──────── Stored data ────────

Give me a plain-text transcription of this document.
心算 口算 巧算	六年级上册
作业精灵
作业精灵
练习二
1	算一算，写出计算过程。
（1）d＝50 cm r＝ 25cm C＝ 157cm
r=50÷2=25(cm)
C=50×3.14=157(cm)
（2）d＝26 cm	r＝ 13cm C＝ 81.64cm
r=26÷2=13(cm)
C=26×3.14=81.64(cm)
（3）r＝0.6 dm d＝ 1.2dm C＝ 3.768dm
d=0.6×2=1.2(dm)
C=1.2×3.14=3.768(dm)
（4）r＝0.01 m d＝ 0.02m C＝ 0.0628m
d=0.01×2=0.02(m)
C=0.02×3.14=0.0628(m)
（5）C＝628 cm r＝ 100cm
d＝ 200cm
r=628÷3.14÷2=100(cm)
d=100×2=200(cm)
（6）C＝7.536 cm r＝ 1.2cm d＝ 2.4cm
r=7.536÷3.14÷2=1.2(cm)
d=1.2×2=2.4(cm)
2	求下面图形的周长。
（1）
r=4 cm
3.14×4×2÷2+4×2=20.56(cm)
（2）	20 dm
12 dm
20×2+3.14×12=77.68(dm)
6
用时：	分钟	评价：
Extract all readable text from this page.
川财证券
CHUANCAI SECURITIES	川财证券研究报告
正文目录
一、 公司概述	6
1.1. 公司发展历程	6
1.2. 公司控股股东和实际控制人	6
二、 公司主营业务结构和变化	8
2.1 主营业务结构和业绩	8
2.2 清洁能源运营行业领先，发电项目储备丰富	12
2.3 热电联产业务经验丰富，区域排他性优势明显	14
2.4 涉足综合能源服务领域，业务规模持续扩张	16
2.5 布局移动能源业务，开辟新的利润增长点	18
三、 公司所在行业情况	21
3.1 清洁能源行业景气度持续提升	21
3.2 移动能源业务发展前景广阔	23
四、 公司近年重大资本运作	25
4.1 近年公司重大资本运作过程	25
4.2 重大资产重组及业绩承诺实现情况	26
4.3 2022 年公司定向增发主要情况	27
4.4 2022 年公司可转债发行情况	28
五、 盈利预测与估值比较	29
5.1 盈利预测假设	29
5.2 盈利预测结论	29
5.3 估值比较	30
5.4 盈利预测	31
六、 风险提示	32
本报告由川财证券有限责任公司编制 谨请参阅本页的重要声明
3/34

────────

**Directions**
Recopy all the lines exactly as they appear.

**Task response**
Give me a plain-text transcription of this document.
心算 口算 巧算	六年级上册
作业精灵
作业精灵
练习二
1	算一算，写出计算过程。
（1）d＝50 cm r＝ 25cm C＝ 157cm
r=50÷2=25(cm)
C=50×3.14=157(cm)
（2）d＝26 cm	r＝ 13cm C＝ 81.64cm
r=26÷2=13(cm)
C=26×3.14=81.64(cm)
（3）r＝0.6 dm d＝ 1.2dm C＝ 3.768dm
d=0.6×2=1.2(dm)
C=1.2×3.14=3.768(dm)
（4）r＝0.01 m d＝ 0.02m C＝ 0.0628m
d=0.01×2=0.02(m)
C=0.02×3.14=0.0628(m)
（5）C＝628 cm r＝ 100cm
d＝ 200cm
r=628÷3.14÷2=100(cm)
d=100×2=200(cm)
（6）C＝7.536 cm r＝ 1.2cm d＝ 2.4cm
r=7.536÷3.14÷2=1.2(cm)
d=1.2×2=2.4(cm)
2	求下面图形的周长。
（1）
r=4 cm
3.14×4×2÷2+4×2=20.56(cm)
（2）	20 dm
12 dm
20×2+3.14×12=77.68(dm)
6
用时：	分钟	评价：
Extract all readable text from this page.
川财证券
CHUANCAI SECURITIES	川财证券研究报告
正文目录
一、 公司概述	6
1.1. 公司发展历程	6
1.2. 公司控股股东和实际控制人	6
二、 公司主营业务结构和变化	8
2.1 主营业务结构和业绩	8
2.2 清洁能源运营行业领先，发电项目储备丰富	12
2.3 热电联产业务经验丰富，区域排他性优势明显	14
2.4 涉足综合能源服务领域，业务规模持续扩张	16
2.5 布局移动能源业务，开辟新的利润增长点	18
三、 公司所在行业情况	21
3.1 清洁能源行业景气度持续提升	21
3.2 移动能源业务发展前景广阔	23
四、 公司近年重大资本运作	25
4.1 近年公司重大资本运作过程	25
4.2 重大资产重组及业绩承诺实现情况	26
4.3 2022 年公司定向增发主要情况	27
4.4 2022 年公司可转债发行情况	28
五、 盈利预测与估值比较	29
5.1 盈利预测假设	29
5.2 盈利预测结论	29
5.3 估值比较	30
5.4 盈利预测	31
六、 风险提示	32
本报告由川财证券有限责任公司编制 谨请参阅本页的重要声明
3/34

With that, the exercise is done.